Comb the records below for the string "których" and copy each line where it turns up.

## Start

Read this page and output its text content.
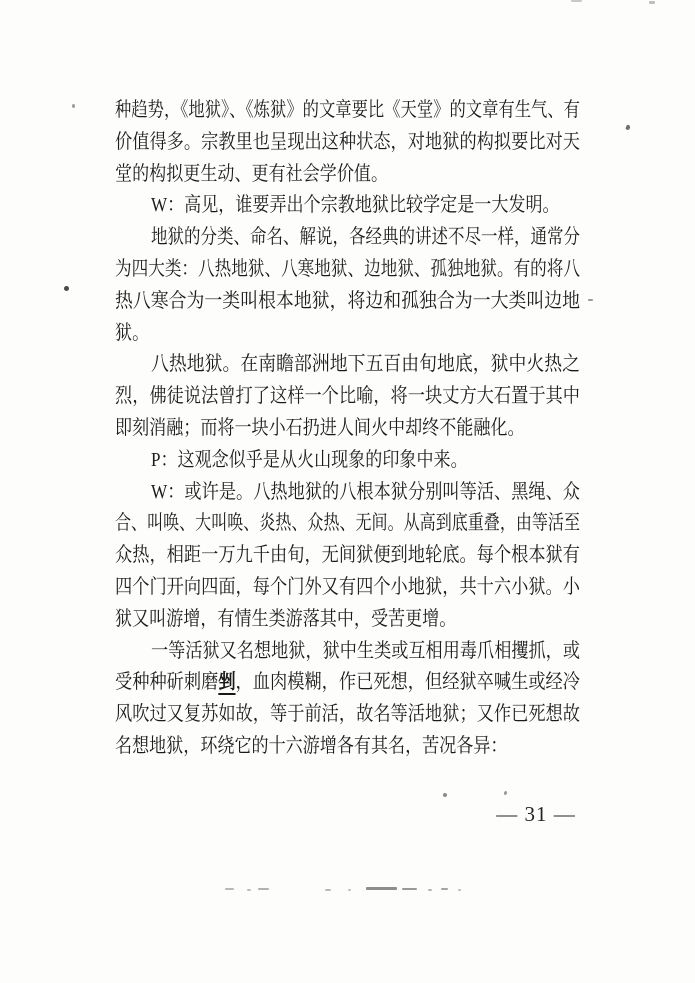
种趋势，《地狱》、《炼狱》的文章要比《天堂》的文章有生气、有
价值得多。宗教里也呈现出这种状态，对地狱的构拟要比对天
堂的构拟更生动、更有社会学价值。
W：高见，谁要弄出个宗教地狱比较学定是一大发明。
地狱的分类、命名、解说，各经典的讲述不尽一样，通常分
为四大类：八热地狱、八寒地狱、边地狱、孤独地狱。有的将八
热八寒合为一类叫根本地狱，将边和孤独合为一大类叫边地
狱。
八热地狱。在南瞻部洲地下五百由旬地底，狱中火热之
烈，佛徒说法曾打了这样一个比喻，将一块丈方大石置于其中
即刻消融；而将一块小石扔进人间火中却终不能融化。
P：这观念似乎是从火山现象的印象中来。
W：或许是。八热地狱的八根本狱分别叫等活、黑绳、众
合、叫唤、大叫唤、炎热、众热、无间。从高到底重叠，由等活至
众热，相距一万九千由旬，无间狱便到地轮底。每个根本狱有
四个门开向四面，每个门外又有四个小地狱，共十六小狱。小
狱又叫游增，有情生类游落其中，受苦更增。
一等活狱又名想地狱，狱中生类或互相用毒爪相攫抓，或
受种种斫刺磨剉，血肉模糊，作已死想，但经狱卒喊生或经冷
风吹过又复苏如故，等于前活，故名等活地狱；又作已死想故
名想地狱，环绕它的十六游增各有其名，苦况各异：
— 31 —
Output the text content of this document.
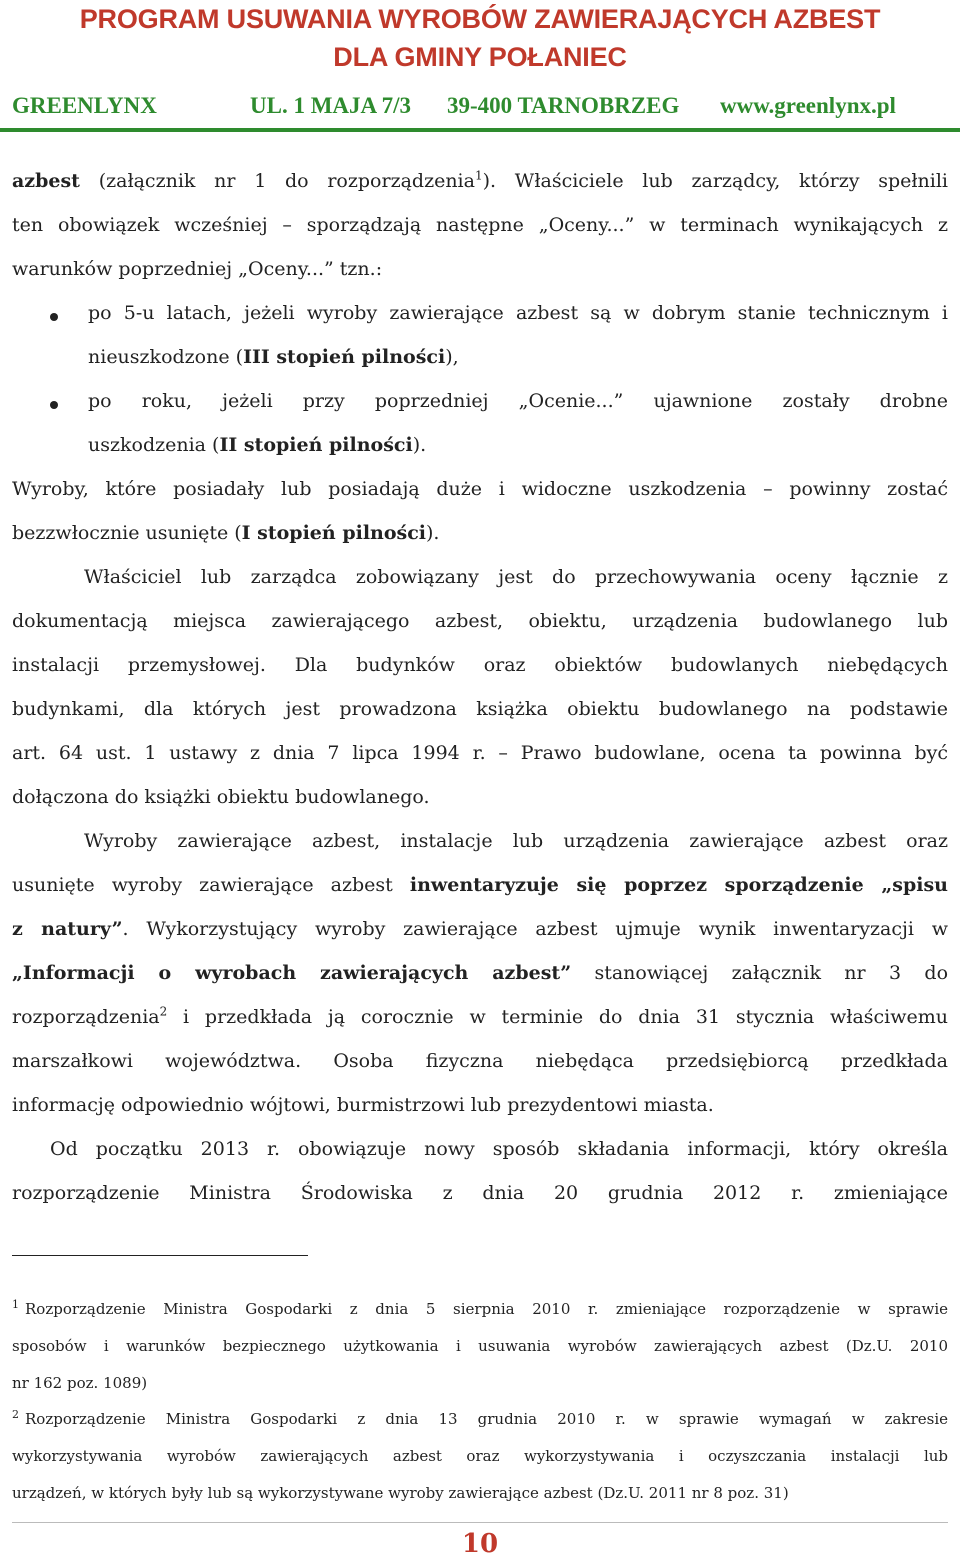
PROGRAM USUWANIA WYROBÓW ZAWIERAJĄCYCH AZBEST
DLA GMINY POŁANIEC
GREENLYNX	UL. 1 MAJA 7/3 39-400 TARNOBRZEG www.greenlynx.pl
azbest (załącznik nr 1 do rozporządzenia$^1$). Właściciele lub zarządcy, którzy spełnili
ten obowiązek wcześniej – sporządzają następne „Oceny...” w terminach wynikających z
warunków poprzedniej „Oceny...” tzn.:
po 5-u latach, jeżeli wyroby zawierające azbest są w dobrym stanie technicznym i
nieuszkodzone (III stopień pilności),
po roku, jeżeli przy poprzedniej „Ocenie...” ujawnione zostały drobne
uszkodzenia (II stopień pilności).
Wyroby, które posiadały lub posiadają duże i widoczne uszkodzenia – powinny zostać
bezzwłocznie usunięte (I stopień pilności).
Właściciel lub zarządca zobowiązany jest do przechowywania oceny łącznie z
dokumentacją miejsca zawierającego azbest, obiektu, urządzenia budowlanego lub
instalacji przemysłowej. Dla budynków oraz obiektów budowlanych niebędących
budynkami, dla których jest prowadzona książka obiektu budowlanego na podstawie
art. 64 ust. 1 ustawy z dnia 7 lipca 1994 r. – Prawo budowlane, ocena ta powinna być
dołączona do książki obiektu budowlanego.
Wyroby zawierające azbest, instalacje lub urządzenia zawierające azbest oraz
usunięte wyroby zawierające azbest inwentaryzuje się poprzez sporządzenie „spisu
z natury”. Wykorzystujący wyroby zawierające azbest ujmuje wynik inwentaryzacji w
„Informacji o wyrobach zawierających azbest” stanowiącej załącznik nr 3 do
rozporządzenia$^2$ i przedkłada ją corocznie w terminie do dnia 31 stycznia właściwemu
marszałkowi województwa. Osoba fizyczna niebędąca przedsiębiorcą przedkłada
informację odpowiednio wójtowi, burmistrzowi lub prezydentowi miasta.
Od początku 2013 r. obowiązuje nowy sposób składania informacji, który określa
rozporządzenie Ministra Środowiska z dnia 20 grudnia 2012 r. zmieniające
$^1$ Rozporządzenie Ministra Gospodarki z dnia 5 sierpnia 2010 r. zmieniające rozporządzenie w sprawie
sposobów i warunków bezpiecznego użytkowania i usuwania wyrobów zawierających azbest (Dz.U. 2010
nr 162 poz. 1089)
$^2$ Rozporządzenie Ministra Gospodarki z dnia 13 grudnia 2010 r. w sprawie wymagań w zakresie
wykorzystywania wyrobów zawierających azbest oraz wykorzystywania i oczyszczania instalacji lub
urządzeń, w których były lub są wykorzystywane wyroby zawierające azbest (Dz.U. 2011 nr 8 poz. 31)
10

## End
## Start

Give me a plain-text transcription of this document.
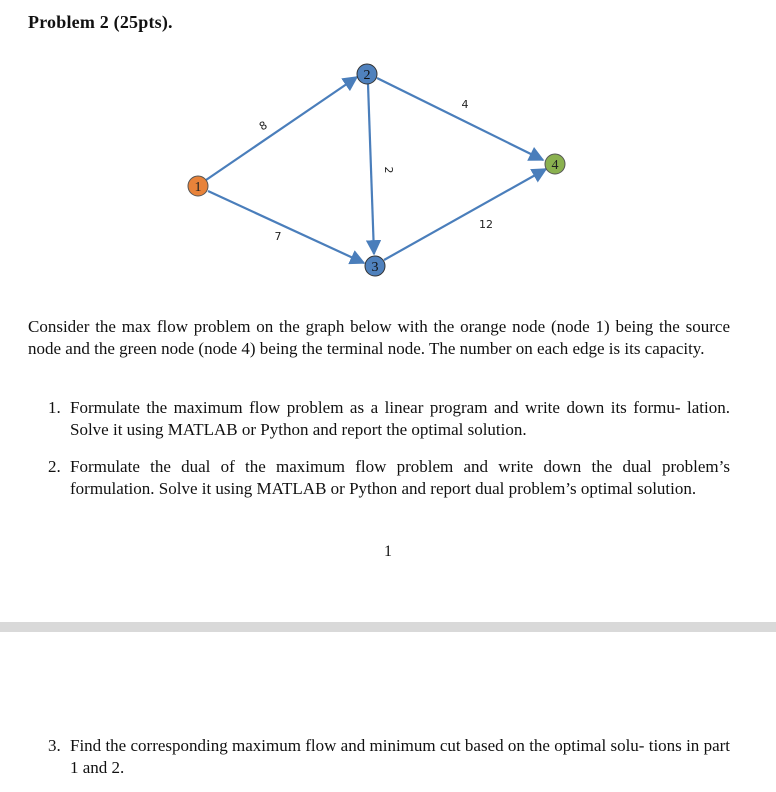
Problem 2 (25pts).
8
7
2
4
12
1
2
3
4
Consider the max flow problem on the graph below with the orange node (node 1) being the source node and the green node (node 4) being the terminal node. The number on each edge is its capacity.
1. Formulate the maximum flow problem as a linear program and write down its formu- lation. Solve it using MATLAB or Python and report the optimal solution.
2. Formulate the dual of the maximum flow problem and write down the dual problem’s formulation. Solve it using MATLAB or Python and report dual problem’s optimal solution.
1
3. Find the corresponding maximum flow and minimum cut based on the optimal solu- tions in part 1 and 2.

## End

=== Response to the task ===
budynkami, dla których jest prowadzona książka obiektu budowlanego na podstawie
urządzeń, w których były lub są wykorzystywane wyroby zawierające azbest (Dz.U. 2011 nr 8 poz. 31)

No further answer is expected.